* _Collected data entries_:
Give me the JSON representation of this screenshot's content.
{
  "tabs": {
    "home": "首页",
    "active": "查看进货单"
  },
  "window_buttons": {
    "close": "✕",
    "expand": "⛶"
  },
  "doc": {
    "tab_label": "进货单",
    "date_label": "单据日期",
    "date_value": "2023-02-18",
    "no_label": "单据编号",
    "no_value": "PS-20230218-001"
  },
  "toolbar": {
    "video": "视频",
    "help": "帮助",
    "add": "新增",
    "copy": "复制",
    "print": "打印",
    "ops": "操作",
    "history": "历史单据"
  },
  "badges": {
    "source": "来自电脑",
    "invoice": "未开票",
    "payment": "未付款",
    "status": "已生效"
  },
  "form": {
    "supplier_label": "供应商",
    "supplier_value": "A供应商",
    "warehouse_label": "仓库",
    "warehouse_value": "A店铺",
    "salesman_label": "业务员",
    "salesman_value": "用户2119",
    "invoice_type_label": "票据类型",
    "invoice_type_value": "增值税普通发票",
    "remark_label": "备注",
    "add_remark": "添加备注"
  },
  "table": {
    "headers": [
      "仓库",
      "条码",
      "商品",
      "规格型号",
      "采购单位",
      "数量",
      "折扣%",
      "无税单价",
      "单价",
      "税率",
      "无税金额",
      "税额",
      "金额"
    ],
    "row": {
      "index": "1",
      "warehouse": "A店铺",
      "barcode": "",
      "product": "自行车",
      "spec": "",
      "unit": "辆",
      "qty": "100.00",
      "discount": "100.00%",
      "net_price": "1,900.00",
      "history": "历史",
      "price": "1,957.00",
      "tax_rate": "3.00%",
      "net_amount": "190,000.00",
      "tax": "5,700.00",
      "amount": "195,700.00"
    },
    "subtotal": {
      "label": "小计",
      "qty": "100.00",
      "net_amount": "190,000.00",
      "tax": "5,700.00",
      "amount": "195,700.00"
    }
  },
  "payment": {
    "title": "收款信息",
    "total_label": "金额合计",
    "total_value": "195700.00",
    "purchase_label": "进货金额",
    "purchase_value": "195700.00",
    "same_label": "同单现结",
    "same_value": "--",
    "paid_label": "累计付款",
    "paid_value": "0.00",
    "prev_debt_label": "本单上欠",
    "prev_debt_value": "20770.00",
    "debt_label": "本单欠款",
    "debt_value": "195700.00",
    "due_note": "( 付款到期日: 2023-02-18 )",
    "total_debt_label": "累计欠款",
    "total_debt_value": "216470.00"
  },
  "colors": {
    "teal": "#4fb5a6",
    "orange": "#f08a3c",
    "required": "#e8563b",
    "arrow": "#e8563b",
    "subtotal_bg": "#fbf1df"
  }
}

* _Goal_: Reproduce each record exactly as it appears.

* _Written answer_:
Give me the JSON representation of this screenshot's content.
{
  "tabs": {
    "home": "首页",
    "active": "查看进货单"
  },
  "window_buttons": {
    "close": "✕",
    "expand": "⛶"
  },
  "doc": {
    "tab_label": "进货单",
    "date_label": "单据日期",
    "date_value": "2023-02-18",
    "no_label": "单据编号",
    "no_value": "PS-20230218-001"
  },
  "toolbar": {
    "video": "视频",
    "help": "帮助",
    "add": "新增",
    "copy": "复制",
    "print": "打印",
    "ops": "操作",
    "history": "历史单据"
  },
  "badges": {
    "source": "来自电脑",
    "invoice": "未开票",
    "payment": "未付款",
    "status": "已生效"
  },
  "form": {
    "supplier_label": "供应商",
    "supplier_value": "A供应商",
    "warehouse_label": "仓库",
    "warehouse_value": "A店铺",
    "salesman_label": "业务员",
    "salesman_value": "用户2119",
    "invoice_type_label": "票据类型",
    "invoice_type_value": "增值税普通发票",
    "remark_label": "备注",
    "add_remark": "添加备注"
  },
  "table": {
    "headers": [
      "仓库",
      "条码",
      "商品",
      "规格型号",
      "采购单位",
      "数量",
      "折扣%",
      "无税单价",
      "单价",
      "税率",
      "无税金额",
      "税额",
      "金额"
    ],
    "row": {
      "index": "1",
      "warehouse": "A店铺",
      "barcode": "",
      "product": "自行车",
      "spec": "",
      "unit": "辆",
      "qty": "100.00",
      "discount": "100.00%",
      "net_price": "1,900.00",
      "history": "历史",
      "price": "1,957.00",
      "tax_rate": "3.00%",
      "net_amount": "190,000.00",
      "tax": "5,700.00",
      "amount": "195,700.00"
    },
    "subtotal": {
      "label": "小计",
      "qty": "100.00",
      "net_amount": "190,000.00",
      "tax": "5,700.00",
      "amount": "195,700.00"
    }
  },
  "payment": {
    "title": "收款信息",
    "total_label": "金额合计",
    "total_value": "195700.00",
    "purchase_label": "进货金额",
    "purchase_value": "195700.00",
    "same_label": "同单现结",
    "same_value": "--",
    "paid_label": "累计付款",
    "paid_value": "0.00",
    "prev_debt_label": "本单上欠",
    "prev_debt_value": "20770.00",
    "debt_label": "本单欠款",
    "debt_value": "195700.00",
    "due_note": "( 付款到期日: 2023-02-18 )",
    "total_debt_label": "累计欠款",
    "total_debt_value": "216470.00"
  },
  "colors": {
    "teal": "#4fb5a6",
    "orange": "#f08a3c",
    "required": "#e8563b",
    "arrow": "#e8563b",
    "subtotal_bg": "#fbf1df"
  }
}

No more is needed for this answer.